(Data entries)

....

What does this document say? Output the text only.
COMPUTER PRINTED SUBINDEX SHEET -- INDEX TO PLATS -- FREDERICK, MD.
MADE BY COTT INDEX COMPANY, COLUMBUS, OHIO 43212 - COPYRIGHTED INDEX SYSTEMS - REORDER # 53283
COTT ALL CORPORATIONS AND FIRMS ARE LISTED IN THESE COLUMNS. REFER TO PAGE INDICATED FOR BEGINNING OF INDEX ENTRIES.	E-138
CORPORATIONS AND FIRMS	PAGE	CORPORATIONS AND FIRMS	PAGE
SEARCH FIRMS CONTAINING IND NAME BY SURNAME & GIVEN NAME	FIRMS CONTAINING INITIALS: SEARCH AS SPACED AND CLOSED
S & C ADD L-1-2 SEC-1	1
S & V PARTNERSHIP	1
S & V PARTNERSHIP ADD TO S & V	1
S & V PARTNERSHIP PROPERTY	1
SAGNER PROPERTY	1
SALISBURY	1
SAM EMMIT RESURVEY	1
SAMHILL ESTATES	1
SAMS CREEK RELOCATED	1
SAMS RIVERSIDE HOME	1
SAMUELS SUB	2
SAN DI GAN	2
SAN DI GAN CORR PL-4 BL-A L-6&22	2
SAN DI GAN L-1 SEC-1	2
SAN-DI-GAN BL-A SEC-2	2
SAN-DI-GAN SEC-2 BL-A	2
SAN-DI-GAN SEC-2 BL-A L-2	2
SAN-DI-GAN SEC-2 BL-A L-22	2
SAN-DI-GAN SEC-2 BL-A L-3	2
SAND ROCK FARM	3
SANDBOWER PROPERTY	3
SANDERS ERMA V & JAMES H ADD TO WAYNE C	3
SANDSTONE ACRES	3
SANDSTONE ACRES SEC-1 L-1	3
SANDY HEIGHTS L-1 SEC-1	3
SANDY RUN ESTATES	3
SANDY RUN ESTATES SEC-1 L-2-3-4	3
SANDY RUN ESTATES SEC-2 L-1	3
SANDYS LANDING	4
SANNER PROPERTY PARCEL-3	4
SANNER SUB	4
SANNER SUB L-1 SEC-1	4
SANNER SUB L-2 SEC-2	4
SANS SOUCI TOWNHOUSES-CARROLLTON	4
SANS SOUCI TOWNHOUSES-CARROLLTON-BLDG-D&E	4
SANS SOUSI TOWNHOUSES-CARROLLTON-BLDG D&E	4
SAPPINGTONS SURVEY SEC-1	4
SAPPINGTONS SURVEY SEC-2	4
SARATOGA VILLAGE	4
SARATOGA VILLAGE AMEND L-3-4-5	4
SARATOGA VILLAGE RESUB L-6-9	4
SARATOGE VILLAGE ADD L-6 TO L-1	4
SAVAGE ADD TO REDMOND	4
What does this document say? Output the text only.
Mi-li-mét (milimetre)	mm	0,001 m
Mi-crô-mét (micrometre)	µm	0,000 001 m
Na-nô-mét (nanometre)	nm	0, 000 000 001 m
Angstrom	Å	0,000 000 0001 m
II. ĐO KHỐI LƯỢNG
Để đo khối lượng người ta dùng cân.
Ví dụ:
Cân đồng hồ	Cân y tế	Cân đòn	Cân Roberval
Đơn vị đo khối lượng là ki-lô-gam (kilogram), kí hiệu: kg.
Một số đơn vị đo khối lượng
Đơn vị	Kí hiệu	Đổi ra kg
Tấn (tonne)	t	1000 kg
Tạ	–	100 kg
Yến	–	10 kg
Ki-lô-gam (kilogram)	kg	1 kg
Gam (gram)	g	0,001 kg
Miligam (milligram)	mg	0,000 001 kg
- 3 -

....

DO THIS — Print out the whole listing exactly as it appears.

SOLUTION TO THIS PROBLEM —
What does this document say? Output the text only.
COMPUTER PRINTED SUBINDEX SHEET -- INDEX TO PLATS -- FREDERICK, MD.
MADE BY COTT INDEX COMPANY, COLUMBUS, OHIO 43212 - COPYRIGHTED INDEX SYSTEMS - REORDER # 53283
COTT ALL CORPORATIONS AND FIRMS ARE LISTED IN THESE COLUMNS. REFER TO PAGE INDICATED FOR BEGINNING OF INDEX ENTRIES.	E-138
CORPORATIONS AND FIRMS	PAGE	CORPORATIONS AND FIRMS	PAGE
SEARCH FIRMS CONTAINING IND NAME BY SURNAME & GIVEN NAME	FIRMS CONTAINING INITIALS: SEARCH AS SPACED AND CLOSED
S & C ADD L-1-2 SEC-1	1
S & V PARTNERSHIP	1
S & V PARTNERSHIP ADD TO S & V	1
S & V PARTNERSHIP PROPERTY	1
SAGNER PROPERTY	1
SALISBURY	1
SAM EMMIT RESURVEY	1
SAMHILL ESTATES	1
SAMS CREEK RELOCATED	1
SAMS RIVERSIDE HOME	1
SAMUELS SUB	2
SAN DI GAN	2
SAN DI GAN CORR PL-4 BL-A L-6&22	2
SAN DI GAN L-1 SEC-1	2
SAN-DI-GAN BL-A SEC-2	2
SAN-DI-GAN SEC-2 BL-A	2
SAN-DI-GAN SEC-2 BL-A L-2	2
SAN-DI-GAN SEC-2 BL-A L-22	2
SAN-DI-GAN SEC-2 BL-A L-3	2
SAND ROCK FARM	3
SANDBOWER PROPERTY	3
SANDERS ERMA V & JAMES H ADD TO WAYNE C	3
SANDSTONE ACRES	3
SANDSTONE ACRES SEC-1 L-1	3
SANDY HEIGHTS L-1 SEC-1	3
SANDY RUN ESTATES	3
SANDY RUN ESTATES SEC-1 L-2-3-4	3
SANDY RUN ESTATES SEC-2 L-1	3
SANDYS LANDING	4
SANNER PROPERTY PARCEL-3	4
SANNER SUB	4
SANNER SUB L-1 SEC-1	4
SANNER SUB L-2 SEC-2	4
SANS SOUCI TOWNHOUSES-CARROLLTON	4
SANS SOUCI TOWNHOUSES-CARROLLTON-BLDG-D&E	4
SANS SOUSI TOWNHOUSES-CARROLLTON-BLDG D&E	4
SAPPINGTONS SURVEY SEC-1	4
SAPPINGTONS SURVEY SEC-2	4
SARATOGA VILLAGE	4
SARATOGA VILLAGE AMEND L-3-4-5	4
SARATOGA VILLAGE RESUB L-6-9	4
SARATOGE VILLAGE ADD L-6 TO L-1	4
SAVAGE ADD TO REDMOND	4
What does this document say? Output the text only.
Mi-li-mét (milimetre)	mm	0,001 m
Mi-crô-mét (micrometre)	µm	0,000 001 m
Na-nô-mét (nanometre)	nm	0, 000 000 001 m
Angstrom	Å	0,000 000 0001 m
II. ĐO KHỐI LƯỢNG
Để đo khối lượng người ta dùng cân.
Ví dụ:
Cân đồng hồ	Cân y tế	Cân đòn	Cân Roberval
Đơn vị đo khối lượng là ki-lô-gam (kilogram), kí hiệu: kg.
Một số đơn vị đo khối lượng
Đơn vị	Kí hiệu	Đổi ra kg
Tấn (tonne)	t	1000 kg
Tạ	–	100 kg
Yến	–	10 kg
Ki-lô-gam (kilogram)	kg	1 kg
Gam (gram)	g	0,001 kg
Miligam (milligram)	mg	0,000 001 kg
- 3 -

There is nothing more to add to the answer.